▸ **INSTRUCTION**
Whenever a line contains the string "year", copy it out of the entries.

▸ **RECORDS FOR PROCESSING**
★ ★ ★ ★ ★

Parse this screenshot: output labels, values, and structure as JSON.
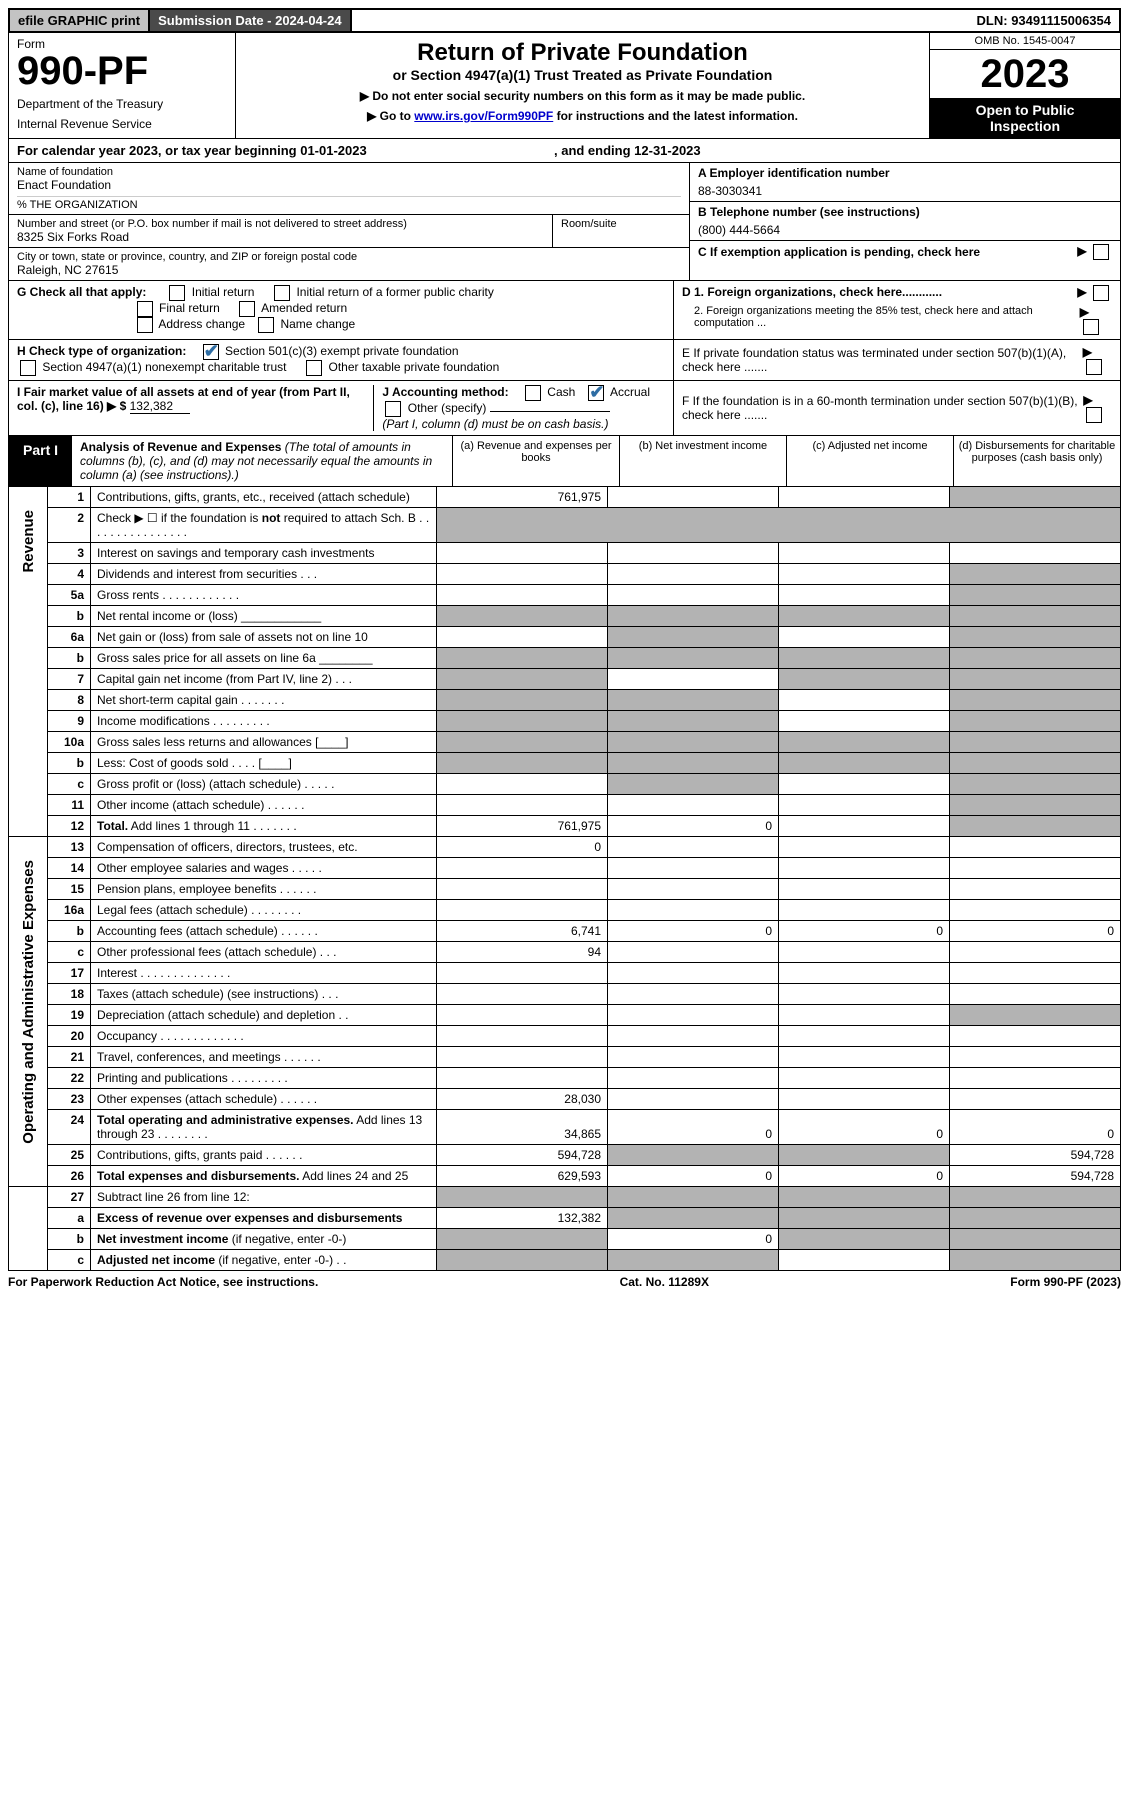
{
  "topbar": {
    "efile": "efile GRAPHIC print",
    "submission": "Submission Date - 2024-04-24",
    "dln": "DLN: 93491115006354"
  },
  "header": {
    "form_label": "Form",
    "form_no": "990-PF",
    "dept1": "Department of the Treasury",
    "dept2": "Internal Revenue Service",
    "title": "Return of Private Foundation",
    "subtitle": "or Section 4947(a)(1) Trust Treated as Private Foundation",
    "note1": "▶ Do not enter social security numbers on this form as it may be made public.",
    "note2_pre": "▶ Go to ",
    "note2_link": "www.irs.gov/Form990PF",
    "note2_post": " for instructions and the latest information.",
    "omb": "OMB No. 1545-0047",
    "year": "2023",
    "otp1": "Open to Public",
    "otp2": "Inspection"
  },
  "cal": {
    "text": "For calendar year 2023, or tax year beginning 01-01-2023",
    "ending": ", and ending 12-31-2023"
  },
  "id": {
    "name_label": "Name of foundation",
    "name": "Enact Foundation",
    "care": "% THE ORGANIZATION",
    "addr_label": "Number and street (or P.O. box number if mail is not delivered to street address)",
    "addr": "8325 Six Forks Road",
    "room_label": "Room/suite",
    "city_label": "City or town, state or province, country, and ZIP or foreign postal code",
    "city": "Raleigh, NC  27615",
    "a_label": "A Employer identification number",
    "a_val": "88-3030341",
    "b_label": "B Telephone number (see instructions)",
    "b_val": "(800) 444-5664",
    "c_label": "C If exemption application is pending, check here"
  },
  "checks": {
    "g_label": "G Check all that apply:",
    "g_items": [
      "Initial return",
      "Initial return of a former public charity",
      "Final return",
      "Amended return",
      "Address change",
      "Name change"
    ],
    "h_label": "H Check type of organization:",
    "h1": "Section 501(c)(3) exempt private foundation",
    "h2": "Section 4947(a)(1) nonexempt charitable trust",
    "h3": "Other taxable private foundation",
    "i_label": "I Fair market value of all assets at end of year (from Part II, col. (c), line 16) ▶ $",
    "i_val": "132,382",
    "j_label": "J Accounting method:",
    "j_cash": "Cash",
    "j_accrual": "Accrual",
    "j_other": "Other (specify)",
    "j_note": "(Part I, column (d) must be on cash basis.)",
    "d1": "D 1. Foreign organizations, check here............",
    "d2": "2. Foreign organizations meeting the 85% test, check here and attach computation ...",
    "e": "E  If private foundation status was terminated under section 507(b)(1)(A), check here .......",
    "f": "F  If the foundation is in a 60-month termination under section 507(b)(1)(B), check here .......",
    "arrow": "▶"
  },
  "part1": {
    "tag": "Part I",
    "title": "Analysis of Revenue and Expenses",
    "note": " (The total of amounts in columns (b), (c), and (d) may not necessarily equal the amounts in column (a) (see instructions).)",
    "cols": {
      "a": "(a)   Revenue and expenses per books",
      "b": "(b)   Net investment income",
      "c": "(c)   Adjusted net income",
      "d": "(d)   Disbursements for charitable purposes (cash basis only)"
    }
  },
  "sections": {
    "rev": "Revenue",
    "opex": "Operating and Administrative Expenses"
  },
  "rows": [
    {
      "ln": "1",
      "txt": "Contributions, gifts, grants, etc., received (attach schedule)",
      "a": "761,975",
      "d_shade": true
    },
    {
      "ln": "2",
      "txt": "Check ▶ ☐ if the foundation is <b>not</b> required to attach Sch. B  . . . . . . . . . . . . . . . .",
      "no_amt": true
    },
    {
      "ln": "3",
      "txt": "Interest on savings and temporary cash investments"
    },
    {
      "ln": "4",
      "txt": "Dividends and interest from securities   . . .",
      "d_shade": true
    },
    {
      "ln": "5a",
      "txt": "Gross rents   . . . . . . . . . . . .",
      "d_shade": true
    },
    {
      "ln": "b",
      "txt": "Net rental income or (loss) ____________",
      "a_shade": true,
      "b_shade": true,
      "c_shade": true,
      "d_shade": true
    },
    {
      "ln": "6a",
      "txt": "Net gain or (loss) from sale of assets not on line 10",
      "b_shade": true,
      "d_shade": true
    },
    {
      "ln": "b",
      "txt": "Gross sales price for all assets on line 6a ________",
      "a_shade": true,
      "b_shade": true,
      "c_shade": true,
      "d_shade": true
    },
    {
      "ln": "7",
      "txt": "Capital gain net income (from Part IV, line 2)  . . .",
      "a_shade": true,
      "c_shade": true,
      "d_shade": true
    },
    {
      "ln": "8",
      "txt": "Net short-term capital gain  . . . . . . .",
      "a_shade": true,
      "b_shade": true,
      "d_shade": true
    },
    {
      "ln": "9",
      "txt": "Income modifications . . . . . . . . .",
      "a_shade": true,
      "b_shade": true,
      "d_shade": true
    },
    {
      "ln": "10a",
      "txt": "Gross sales less returns and allowances  [____]",
      "a_shade": true,
      "b_shade": true,
      "c_shade": true,
      "d_shade": true
    },
    {
      "ln": "b",
      "txt": "Less: Cost of goods sold   . . . .  [____]",
      "a_shade": true,
      "b_shade": true,
      "c_shade": true,
      "d_shade": true
    },
    {
      "ln": "c",
      "txt": "Gross profit or (loss) (attach schedule)   . . . . .",
      "b_shade": true,
      "d_shade": true
    },
    {
      "ln": "11",
      "txt": "Other income (attach schedule)   . . . . . .",
      "d_shade": true
    },
    {
      "ln": "12",
      "txt": "<b>Total.</b> Add lines 1 through 11  . . . . . . .",
      "a": "761,975",
      "b": "0",
      "d_shade": true
    }
  ],
  "exprows": [
    {
      "ln": "13",
      "txt": "Compensation of officers, directors, trustees, etc.",
      "a": "0"
    },
    {
      "ln": "14",
      "txt": "Other employee salaries and wages   . . . . ."
    },
    {
      "ln": "15",
      "txt": "Pension plans, employee benefits  . . . . . ."
    },
    {
      "ln": "16a",
      "txt": "Legal fees (attach schedule) . . . . . . . ."
    },
    {
      "ln": "b",
      "txt": "Accounting fees (attach schedule) . . . . . .",
      "a": "6,741",
      "b": "0",
      "c": "0",
      "d": "0"
    },
    {
      "ln": "c",
      "txt": "Other professional fees (attach schedule)   . . .",
      "a": "94"
    },
    {
      "ln": "17",
      "txt": "Interest . . . . . . . . . . . . . ."
    },
    {
      "ln": "18",
      "txt": "Taxes (attach schedule) (see instructions)   . . ."
    },
    {
      "ln": "19",
      "txt": "Depreciation (attach schedule) and depletion   . .",
      "d_shade": true
    },
    {
      "ln": "20",
      "txt": "Occupancy . . . . . . . . . . . . ."
    },
    {
      "ln": "21",
      "txt": "Travel, conferences, and meetings . . . . . ."
    },
    {
      "ln": "22",
      "txt": "Printing and publications . . . . . . . . ."
    },
    {
      "ln": "23",
      "txt": "Other expenses (attach schedule) . . . . . .",
      "a": "28,030"
    },
    {
      "ln": "24",
      "txt": "<b>Total operating and administrative expenses.</b> Add lines 13 through 23  . . . . . . . .",
      "a": "34,865",
      "b": "0",
      "c": "0",
      "d": "0"
    },
    {
      "ln": "25",
      "txt": "Contributions, gifts, grants paid   . . . . . .",
      "a": "594,728",
      "b_shade": true,
      "c_shade": true,
      "d": "594,728"
    },
    {
      "ln": "26",
      "txt": "<b>Total expenses and disbursements.</b> Add lines 24 and 25",
      "a": "629,593",
      "b": "0",
      "c": "0",
      "d": "594,728"
    }
  ],
  "netrows": [
    {
      "ln": "27",
      "txt": "Subtract line 26 from line 12:",
      "a_shade": true,
      "b_shade": true,
      "c_shade": true,
      "d_shade": true
    },
    {
      "ln": "a",
      "txt": "<b>Excess of revenue over expenses and disbursements</b>",
      "a": "132,382",
      "b_shade": true,
      "c_shade": true,
      "d_shade": true
    },
    {
      "ln": "b",
      "txt": "<b>Net investment income</b> (if negative, enter -0-)",
      "a_shade": true,
      "b": "0",
      "c_shade": true,
      "d_shade": true
    },
    {
      "ln": "c",
      "txt": "<b>Adjusted net income</b> (if negative, enter -0-)  . .",
      "a_shade": true,
      "b_shade": true,
      "d_shade": true
    }
  ],
  "footer": {
    "left": "For Paperwork Reduction Act Notice, see instructions.",
    "mid": "Cat. No. 11289X",
    "right": "Form 990-PF (2023)"
  }
}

★ ★ ★ ★ ★

▸ **SOLUTION TO THIS EXERCISE**
    "year": "2023",
    "text": "For calendar year 2023, or tax year beginning 01-01-2023",
    "i_label": "I Fair market value of all assets at end of year (from Part II, col. (c), line 16) ▶ $",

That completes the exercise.